[INSTRUCTIONS FOR THE TASK] Images do not belong in the copy. Retype all the entries below exactly.

[INFORMATION PROVIDED]
▬▬▬▬▬▬

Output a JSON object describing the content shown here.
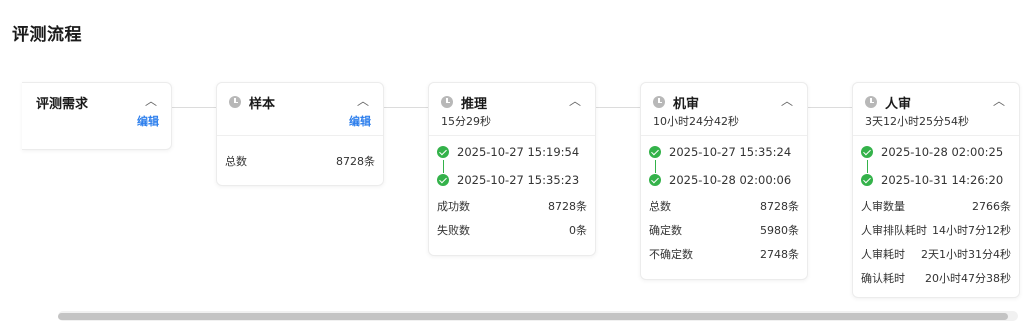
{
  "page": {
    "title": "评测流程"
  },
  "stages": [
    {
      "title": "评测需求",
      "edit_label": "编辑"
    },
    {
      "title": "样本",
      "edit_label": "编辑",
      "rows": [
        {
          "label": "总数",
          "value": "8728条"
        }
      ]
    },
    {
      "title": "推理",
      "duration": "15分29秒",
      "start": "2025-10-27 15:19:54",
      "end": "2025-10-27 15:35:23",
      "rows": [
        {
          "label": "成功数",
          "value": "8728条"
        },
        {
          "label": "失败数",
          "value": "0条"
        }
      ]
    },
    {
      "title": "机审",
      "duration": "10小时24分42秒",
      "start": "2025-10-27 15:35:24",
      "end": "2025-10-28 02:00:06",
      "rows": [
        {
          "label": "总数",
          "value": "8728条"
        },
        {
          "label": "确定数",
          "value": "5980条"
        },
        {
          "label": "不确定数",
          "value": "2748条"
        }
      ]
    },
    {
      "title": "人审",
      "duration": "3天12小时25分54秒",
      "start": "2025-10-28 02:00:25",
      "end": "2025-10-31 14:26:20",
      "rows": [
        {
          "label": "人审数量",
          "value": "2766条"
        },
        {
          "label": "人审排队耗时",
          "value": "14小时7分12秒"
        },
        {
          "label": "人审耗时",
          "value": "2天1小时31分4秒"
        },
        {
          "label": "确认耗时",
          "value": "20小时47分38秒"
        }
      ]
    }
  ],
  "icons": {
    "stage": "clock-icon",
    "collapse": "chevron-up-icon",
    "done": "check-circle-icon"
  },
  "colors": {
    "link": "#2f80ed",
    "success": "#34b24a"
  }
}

▬▬▬▬▬▬

[SOLUTION FOR THIS EXERCISE]
Output a JSON object describing the content shown here.
{
  "page": {
    "title": "评测流程"
  },
  "stages": [
    {
      "title": "评测需求",
      "edit_label": "编辑"
    },
    {
      "title": "样本",
      "edit_label": "编辑",
      "rows": [
        {
          "label": "总数",
          "value": "8728条"
        }
      ]
    },
    {
      "title": "推理",
      "duration": "15分29秒",
      "start": "2025-10-27 15:19:54",
      "end": "2025-10-27 15:35:23",
      "rows": [
        {
          "label": "成功数",
          "value": "8728条"
        },
        {
          "label": "失败数",
          "value": "0条"
        }
      ]
    },
    {
      "title": "机审",
      "duration": "10小时24分42秒",
      "start": "2025-10-27 15:35:24",
      "end": "2025-10-28 02:00:06",
      "rows": [
        {
          "label": "总数",
          "value": "8728条"
        },
        {
          "label": "确定数",
          "value": "5980条"
        },
        {
          "label": "不确定数",
          "value": "2748条"
        }
      ]
    },
    {
      "title": "人审",
      "duration": "3天12小时25分54秒",
      "start": "2025-10-28 02:00:25",
      "end": "2025-10-31 14:26:20",
      "rows": [
        {
          "label": "人审数量",
          "value": "2766条"
        },
        {
          "label": "人审排队耗时",
          "value": "14小时7分12秒"
        },
        {
          "label": "人审耗时",
          "value": "2天1小时31分4秒"
        },
        {
          "label": "确认耗时",
          "value": "20小时47分38秒"
        }
      ]
    }
  ],
  "icons": {
    "stage": "clock-icon",
    "collapse": "chevron-up-icon",
    "done": "check-circle-icon"
  },
  "colors": {
    "link": "#2f80ed",
    "success": "#34b24a"
  }
}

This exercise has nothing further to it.